## Description of the task
An exact copy of every record below is needed, with all pictures removed.

## Data excerpts
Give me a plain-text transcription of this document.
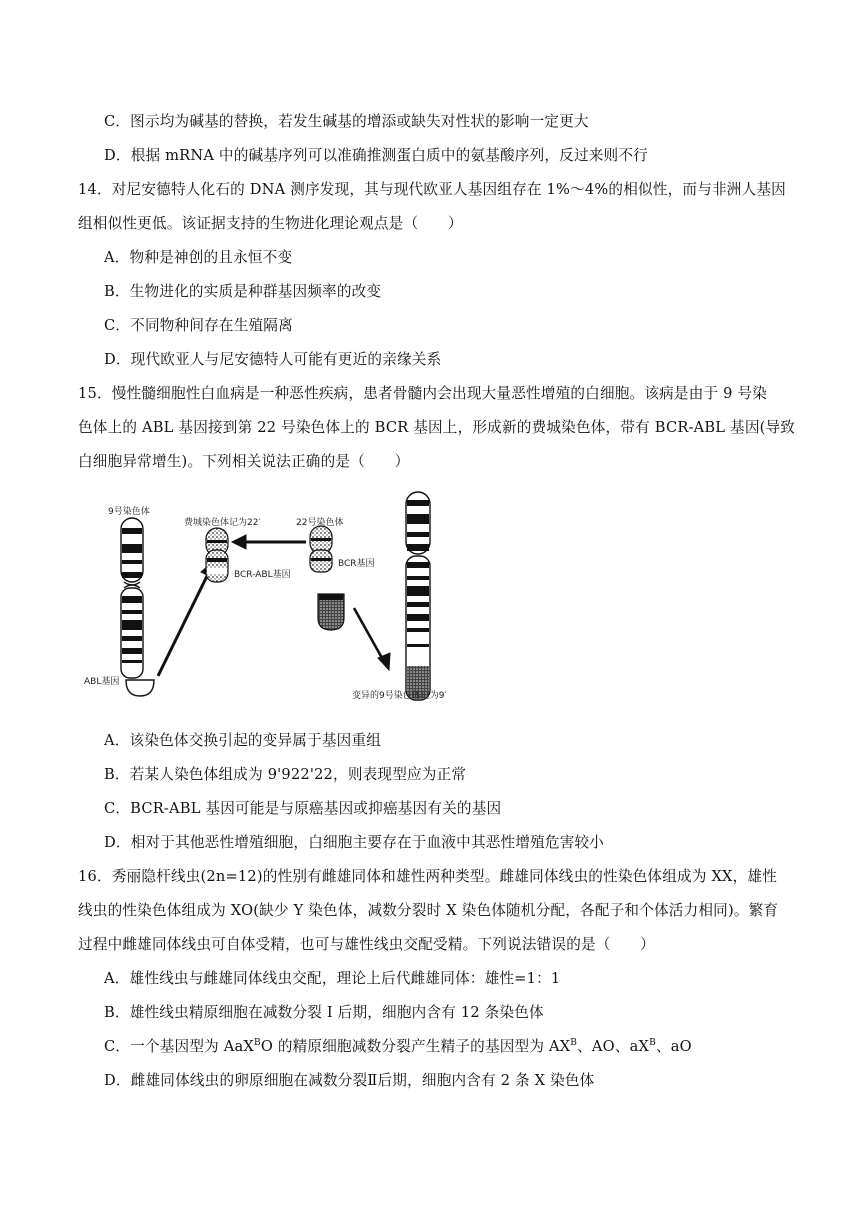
C．图示均为碱基的替换，若发生碱基的增添或缺失对性状的影响一定更大
D．根据 mRNA 中的碱基序列可以准确推测蛋白质中的氨基酸序列，反过来则不行
14．对尼安德特人化石的 DNA 测序发现，其与现代欧亚人基因组存在 1%～4%的相似性，而与非洲人基因
组相似性更低。该证据支持的生物进化理论观点是（　　）
A．物种是神创的且永恒不变
B．生物进化的实质是种群基因频率的改变
C．不同物种间存在生殖隔离
D．现代欧亚人与尼安德特人可能有更近的亲缘关系
15．慢性髓细胞性白血病是一种恶性疾病，患者骨髓内会出现大量恶性增殖的白细胞。该病是由于 9 号染
色体上的 ABL 基因接到第 22 号染色体上的 BCR 基因上，形成新的费城染色体，带有 BCR-ABL 基因(导致
白细胞异常增生)。下列相关说法正确的是（　　）
9号染色体
ABL基因
费城染色体记为22′
BCR-ABL基因
22号染色体
BCR基因
变异的9号染色体记为9′
A．该染色体交换引起的变异属于基因重组
B．若某人染色体组成为 9'922'22，则表现型应为正常
C．BCR-ABL 基因可能是与原癌基因或抑癌基因有关的基因
D．相对于其他恶性增殖细胞，白细胞主要存在于血液中其恶性增殖危害较小
16．秀丽隐杆线虫(2n=12)的性别有雌雄同体和雄性两种类型。雌雄同体线虫的性染色体组成为 XX，雄性
线虫的性染色体组成为 XO(缺少 Y 染色体，减数分裂时 X 染色体随机分配，各配子和个体活力相同)。繁育
过程中雌雄同体线虫可自体受精，也可与雄性线虫交配受精。下列说法错误的是（　　）
A．雄性线虫与雌雄同体线虫交配，理论上后代雌雄同体：雄性=1：1
B．雄性线虫精原细胞在减数分裂 I 后期，细胞内含有 12 条染色体
C．一个基因型为 AaX$^B$O 的精原细胞减数分裂产生精子的基因型为 $AX^B$、AO、$aX^B$、aO
D．雌雄同体线虫的卵原细胞在减数分裂Ⅱ后期，细胞内含有 2 条 X 染色体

## Written answer
Give me a plain-text transcription of this document.
C．图示均为碱基的替换，若发生碱基的增添或缺失对性状的影响一定更大
D．根据 mRNA 中的碱基序列可以准确推测蛋白质中的氨基酸序列，反过来则不行
14．对尼安德特人化石的 DNA 测序发现，其与现代欧亚人基因组存在 1%～4%的相似性，而与非洲人基因
组相似性更低。该证据支持的生物进化理论观点是（　　）
A．物种是神创的且永恒不变
B．生物进化的实质是种群基因频率的改变
C．不同物种间存在生殖隔离
D．现代欧亚人与尼安德特人可能有更近的亲缘关系
15．慢性髓细胞性白血病是一种恶性疾病，患者骨髓内会出现大量恶性增殖的白细胞。该病是由于 9 号染
色体上的 ABL 基因接到第 22 号染色体上的 BCR 基因上，形成新的费城染色体，带有 BCR-ABL 基因(导致
白细胞异常增生)。下列相关说法正确的是（　　）
9号染色体
ABL基因
费城染色体记为22′
BCR-ABL基因
22号染色体
BCR基因
变异的9号染色体记为9′
A．该染色体交换引起的变异属于基因重组
B．若某人染色体组成为 9'922'22，则表现型应为正常
C．BCR-ABL 基因可能是与原癌基因或抑癌基因有关的基因
D．相对于其他恶性增殖细胞，白细胞主要存在于血液中其恶性增殖危害较小
16．秀丽隐杆线虫(2n=12)的性别有雌雄同体和雄性两种类型。雌雄同体线虫的性染色体组成为 XX，雄性
线虫的性染色体组成为 XO(缺少 Y 染色体，减数分裂时 X 染色体随机分配，各配子和个体活力相同)。繁育
过程中雌雄同体线虫可自体受精，也可与雄性线虫交配受精。下列说法错误的是（　　）
A．雄性线虫与雌雄同体线虫交配，理论上后代雌雄同体：雄性=1：1
B．雄性线虫精原细胞在减数分裂 I 后期，细胞内含有 12 条染色体
C．一个基因型为 AaX$^B$O 的精原细胞减数分裂产生精子的基因型为 $AX^B$、AO、$aX^B$、aO
D．雌雄同体线虫的卵原细胞在减数分裂Ⅱ后期，细胞内含有 2 条 X 染色体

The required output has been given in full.